The Region 1 Buffy 40-disc boxed set includes a note from Joss Whedon as well as an extra disc (the 40th) with exclusive special features:

- Back to the Hellmouth: A Conversation with Creators and Cast – with Joss Whedon, Marti Noxon, David Fury, Drew Goddard, Jane Espenson, Nicholas Brendon, Charisma Carpenter, Emma Caulfield, and Danny Strong
- Breaking Barriers: It's Not a Chick Fight Thing
- Love Bites: Relationships in the Buffyverse
- Evil Fiends
- Buffy: An Unlikely Role Model
- Buffy Cast and Crew: Favorite Episodes

A repackaged 39-disc version was released on October 12, 2010, excluding the extra disc of bonus features.

===Slimmer versions===
The entire series was re-released on DVD in 2006, in a "slimmer" package with the same bonus materials that were featured in the original fold out versions. Even "slimmer" versions were issued in 2008.

===Thematic releases===
Two special Region 1 DVD releases contain assorted episodes from various seasons:

- Spike: Love is Hell (October 2005)
This single-disc release includes four Spike-related episodes: "School Hard", "Lie to Me", "Lovers Walk" and "Fool for Love", as well as a special feature on the character.
- The Curse of the Hellmouth (September 2006)
A two-disc set that contains eight Sunnydale-related episodes: "The Pack", "Halloween", "Passion", "The Wish", "Helpless", "Fear, Itself", "Hush" and "Same Time, Same Place", as well as a short supplemental featurette.

In Region 2, there have been several single-disc releases named after individual characters from the show, under the overarching title of "The Slayer Collection". Each contains four episodes and a character profile. The Spike-centric DVD contains the same episodes as the Region 1 "Love is Hell" collection. Other discs focus on Willow, Xander, Giles, Cordelia, Dawn, Angel, and Faith.

Two other single-disc Region 2 DVDs have been released. The first is titled "The Very Best of...". It contains these four episodes: "Becoming, Part One", "Graduation Day, Part Two", "Hush", and "The Gift". The second contains the episode "Once More, with Feeling" and a number of special features including a featurette on season 1 of Angel and a featurette titled "Buffy, Inside the Music".

In October 2008, a limited edition bonus DVD was made available exclusively to the retail chain Best Buy. The Region 1 85-minute DVD documents the 2008 Buffy Reunion at the Paley Festival, filmed on March 20, 2008. The DVD features interviews with Amber Benson, Nicholas Brendon, Charisma Carpenter, Emma Caulfield, Sarah Michelle Gellar, Seth Green, David Greenwalt, James Marsters, Michelle Trachtenberg & Joss Whedon. The DVD is available on Amazon and manufactured on-demand using DVD-R media.

Dataset extract:
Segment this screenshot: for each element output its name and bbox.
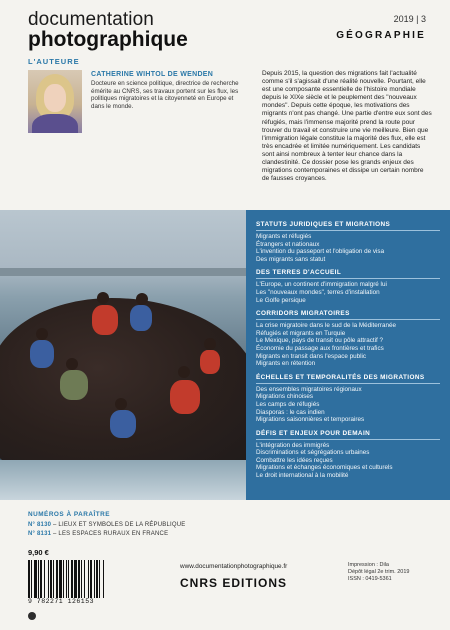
website-link[interactable]: www.documentationphotographique.fr	[180, 563, 288, 570]
section-item: Des ensembles migratoires régionaux	[256, 385, 362, 393]
upcoming-issue-item	[28, 531, 168, 537]
contents-section	[256, 221, 440, 263]
contents-section	[256, 310, 440, 368]
author-name: CATHERINE WIHTOL DE WENDEN	[91, 71, 214, 78]
upcoming-issue-item	[28, 522, 186, 528]
brand-line-2: photographique	[28, 28, 188, 51]
imprint-line: ISSN : 0419-5361	[348, 576, 392, 582]
cover-photo-migrants-boat	[0, 210, 246, 500]
contents-section	[256, 430, 440, 480]
section-item: Migrations saisonnières et temporaires	[256, 416, 365, 424]
author-bio: Docteure en science politique, directrice de recherche émérite au CNRS, ses travaux portent sur les flux, les politiques migratoires et la citoyenneté en Europe et dans le monde.	[91, 80, 239, 110]
brand-line-1: documentation	[28, 9, 154, 30]
issue-info	[336, 14, 426, 41]
barcode	[28, 560, 128, 598]
upcoming-issue-number: N° 8130	[28, 522, 52, 528]
pefc-logo-icon	[28, 612, 36, 620]
section-item: Migrants et réfugiés	[256, 233, 312, 240]
contents-section	[256, 269, 440, 304]
author-section-label: L'AUTEURE	[28, 57, 80, 66]
section-item: Réfugiés et migrants en Turquie	[256, 329, 346, 337]
section-title: STATUTS JURIDIQUES ET MIGRATIONS	[256, 221, 440, 231]
section-title: DÉFIS ET ENJEUX POUR DEMAIN	[256, 430, 440, 440]
section-item: L'Europe, un continent d'immigration malgré lui	[256, 281, 387, 289]
section-item: Étrangers et nationaux	[256, 240, 320, 248]
section-item: Discriminations et ségrégations urbaines	[256, 449, 370, 457]
publisher-name: CNRS EDITIONS	[180, 576, 288, 590]
upcoming-issues-title: NUMÉROS À PARAÎTRE	[28, 511, 111, 518]
upcoming-issue-label: – LIEUX ET SYMBOLES DE LA RÉPUBLIQUE	[51, 522, 186, 528]
price: 9,90 €	[28, 548, 49, 557]
upcoming-issue-number: N° 8131	[28, 531, 52, 537]
imprint-line: Impression : Dila	[348, 562, 389, 568]
section-item: Le droit international à la mobilité	[256, 472, 349, 480]
section-item: Des migrants sans statut	[256, 255, 326, 263]
section-item: Diasporas : le cas indien	[256, 408, 325, 416]
section-title: CORRIDORS MIGRATOIRES	[256, 310, 440, 320]
contents-section	[256, 374, 440, 424]
section-item: Le Golfe persique	[256, 296, 306, 304]
issue-number: 2019 | 3	[393, 14, 426, 24]
section-item: Migrations et échanges économiques et culturels	[256, 464, 393, 472]
section-item: L'invention du passeport et l'obligation de visa	[256, 248, 385, 256]
section-item: Migrants en transit dans l'espace public	[256, 352, 367, 360]
section-item: Migrants en rétention	[256, 360, 316, 368]
section-item: L'intégration des immigrés	[256, 441, 330, 449]
section-item: Économie du passage aux frontières et trafics	[256, 344, 384, 352]
barcode-number: 9 782271 126153	[28, 598, 95, 605]
section-item: La crise migratoire dans le sud de la Méditerranée	[256, 322, 397, 330]
upcoming-issue-label: – LES ESPACES RURAUX EN FRANCE	[51, 531, 169, 537]
imprint-info	[348, 562, 409, 583]
table-of-contents	[246, 210, 450, 500]
section-item: Les "nouveaux mondes", terres d'installation	[256, 288, 380, 296]
imprint-line: Dépôt légal 2e trim. 2019	[348, 569, 410, 575]
brand-logo	[28, 10, 188, 50]
section-item: Combattre les idées reçues	[256, 456, 333, 464]
section-item: Le Mexique, pays de transit ou pôle attractif ?	[256, 337, 384, 345]
section-title: ÉCHELLES ET TEMPORALITÉS DES MIGRATIONS	[256, 374, 440, 384]
section-title: DES TERRES D'ACCUEIL	[256, 269, 440, 279]
author-portrait	[28, 70, 82, 133]
section-item: Migrations chinoises	[256, 393, 314, 401]
intro-paragraph: Depuis 2015, la question des migrations fait l'actualité comme s'il s'agissait d'une réalité nouvelle. Pourtant, elle est une composante essentielle de l'histoire mondiale depuis le XIXe siècle et le peuplement des "nouveaux mondes". Depuis cette époque, les motivations des migrants n'ont pas changé. Une partie d'entre eux sont des réfugiés, mais l'immense majorité prend la route pour trouver du travail et construire une vie meilleure. Bien que l'immigration légale constitue la majorité des flux, elle est très encadrée et limitée numériquement. Les candidats sont ainsi nombreux à tenter leur chance dans la clandestinité. Ce dossier pose les grands enjeux des migrations contemporaines et dissipe un certain nombre de fausses croyances.	[262, 70, 432, 183]
theme-label: GÉOGRAPHIE	[336, 30, 426, 41]
section-item: Les camps de réfugiés	[256, 400, 320, 408]
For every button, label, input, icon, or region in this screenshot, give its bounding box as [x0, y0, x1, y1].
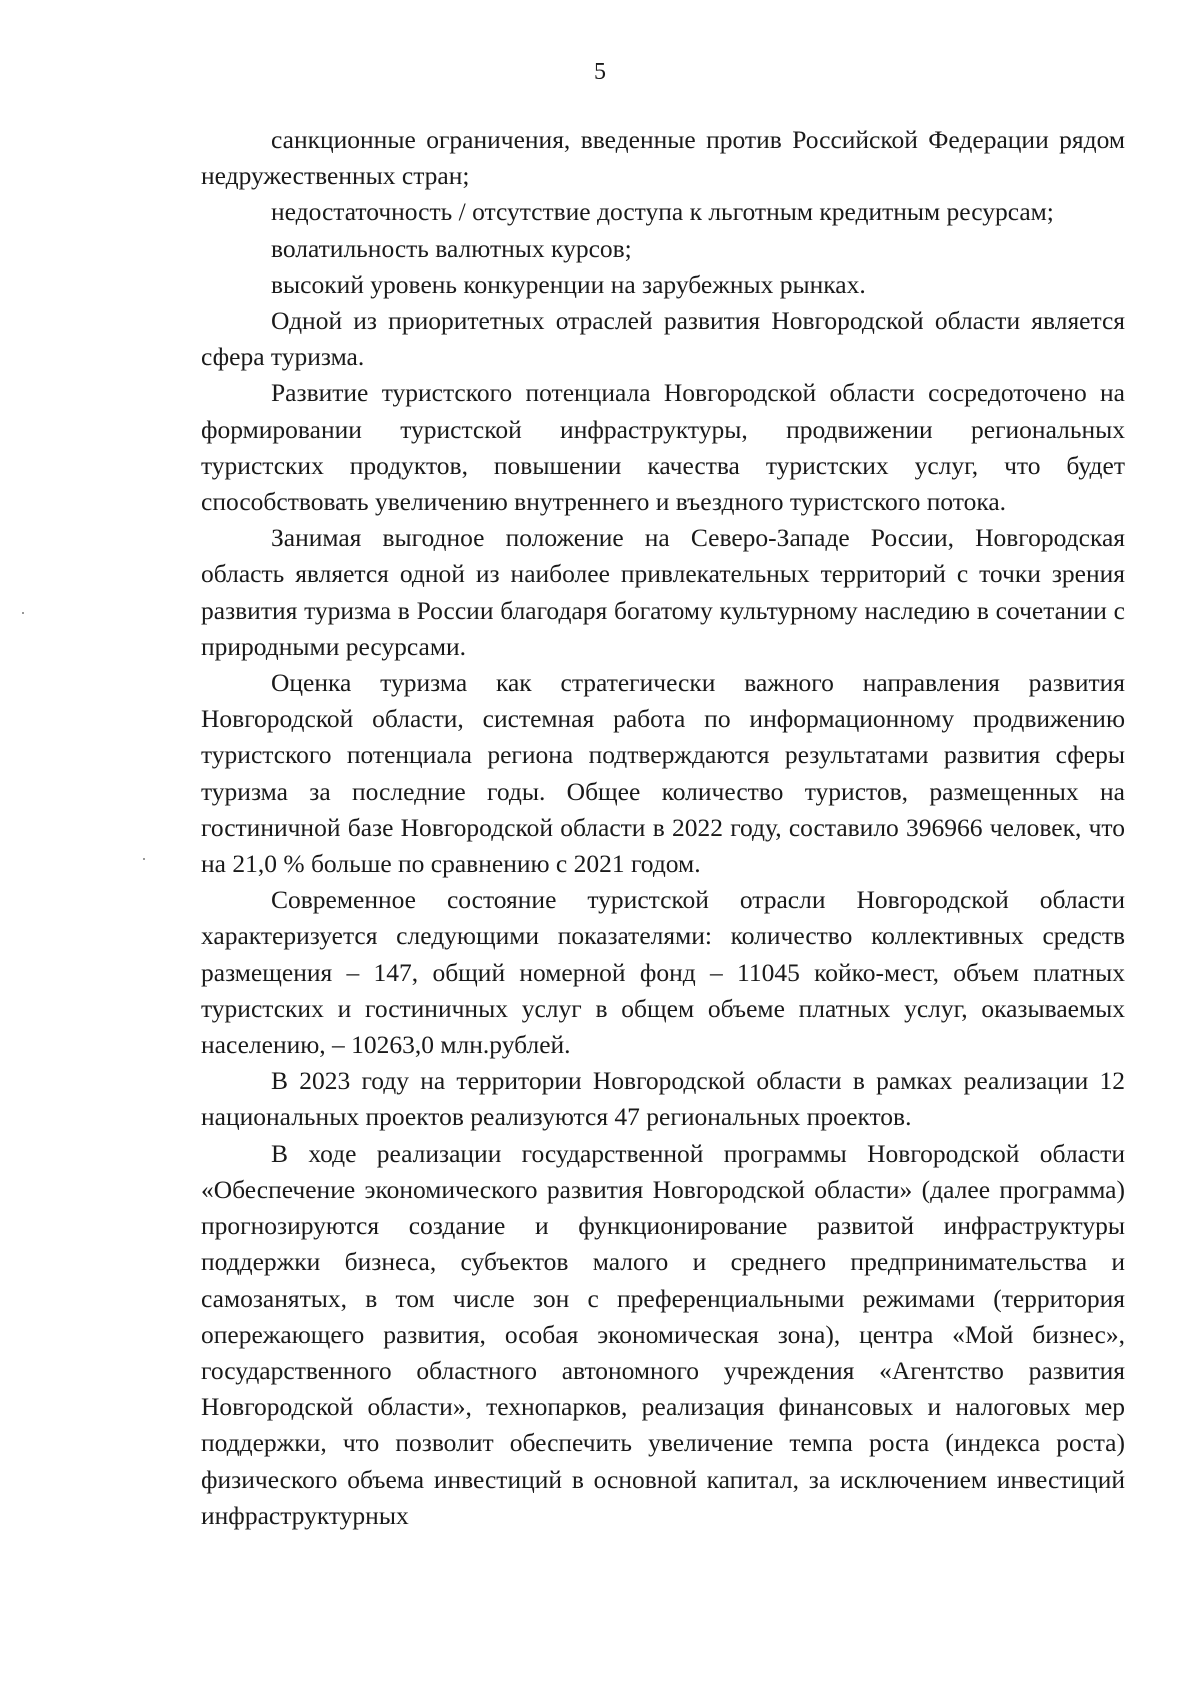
paragraph: недостаточность / отсутствие доступа к льготным кредитным ресурсам; [271, 197, 1054, 227]
paragraph: высокий уровень конкуренции на зарубежных рынках. [271, 269, 866, 299]
paragraph: В 2023 году на территории Новгородской области в рамках реализации 12 национальных проектов реализуются 47 региональных проектов. [201, 1066, 1125, 1132]
paragraph: Современное состояние туристской отрасли Новгородской области характеризуется следующими показателями: количество коллективных средств размещения – 147, общий номерной фонд – 11045 койко-мест, объем платных туристских и гостиничных услуг в общем объеме платных услуг, оказываемых населению, – 10263,0 млн.рублей. [201, 885, 1125, 1060]
document-body [201, 122, 1125, 1534]
paragraph: Одной из приоритетных отраслей развития Новгородской области является сфера туризма. [201, 306, 1125, 372]
paragraph: Развитие туристского потенциала Новгородской области сосредоточено на формировании туристской инфраструктуры, продвижении региональных туристских продуктов, повышении качества туристских услуг, что будет способствовать увеличению внутреннего и въездного туристского потока. [201, 378, 1125, 517]
paragraph: Оценка туризма как стратегически важного направления развития Новгородской области, системная работа по информационному продвижению туристского потенциала региона подтверждаются результатами развития сферы туризма за последние годы. Общее количество туристов, размещенных на гостиничной базе Новгородской области в 2022 году, составило 396966 человек, что на 21,0 % больше по сравнению с 2021 годом. [201, 668, 1125, 879]
paragraph: В ходе реализации государственной программы Новгородской области «Обеспечение экономического развития Новгородской области» (далее программа) прогнозируются создание и функционирование развитой инфраструктуры поддержки бизнеса, субъектов малого и среднего предпринимательства и самозанятых, в том числе зон с преференциальными режимами (территория опережающего развития, особая экономическая зона), центра «Мой бизнес», государственного областного автономного учреждения «Агентство развития Новгородской области», технопарков, реализация финансовых и налоговых мер поддержки, что позволит обеспечить увеличение темпа роста (индекса роста) физического объема инвестиций в основной капитал, за исключением инвестиций инфраструктурных [201, 1138, 1125, 1530]
paragraph: Занимая выгодное положение на Северо-Западе России, Новгородская область является одной из наиболее привлекательных территорий с точки зрения развития туризма в России благодаря богатому культурному наследию в сочетании с природными ресурсами. [201, 523, 1125, 661]
paragraph: волатильность валютных курсов; [271, 233, 632, 263]
scan-speck [143, 858, 145, 860]
scan-speck [22, 612, 24, 614]
paragraph: санкционные ограничения, введенные против Российской Федерации рядом недружественных стран; [201, 125, 1125, 191]
page-number: 5 [594, 59, 606, 85]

Parts of the exercise:
A. Answer from the Buffy DVD text:
(i) On what date was the repackaged version of the boxed set released?
(ii) How many episodes does "The Curse of the Hellmouth" contain?
(iii) On what date was the 2008 Buffy Reunion at the Paley Festival filmed?
B. List every character that a Region 2 "The Slayer Collection" disc focuses on, according to the Buffy DVD text.
C. Using the Buffy DVD text, explain why the repackaged version released in 2010 has 39 discs rather than 40.
The records are separate from the Buffy DVD text.

Set of answers:
A.
(i) October 12, 2010
(ii) Eight
(iii) March 20, 2008

B. Spike, Willow, Xander, Giles, Cordelia, Dawn, Angel, Faith

C. The 40th disc of the original boxed set held the exclusive special features. The repackaged version left out that extra disc of bonus features, which leaves 39 discs.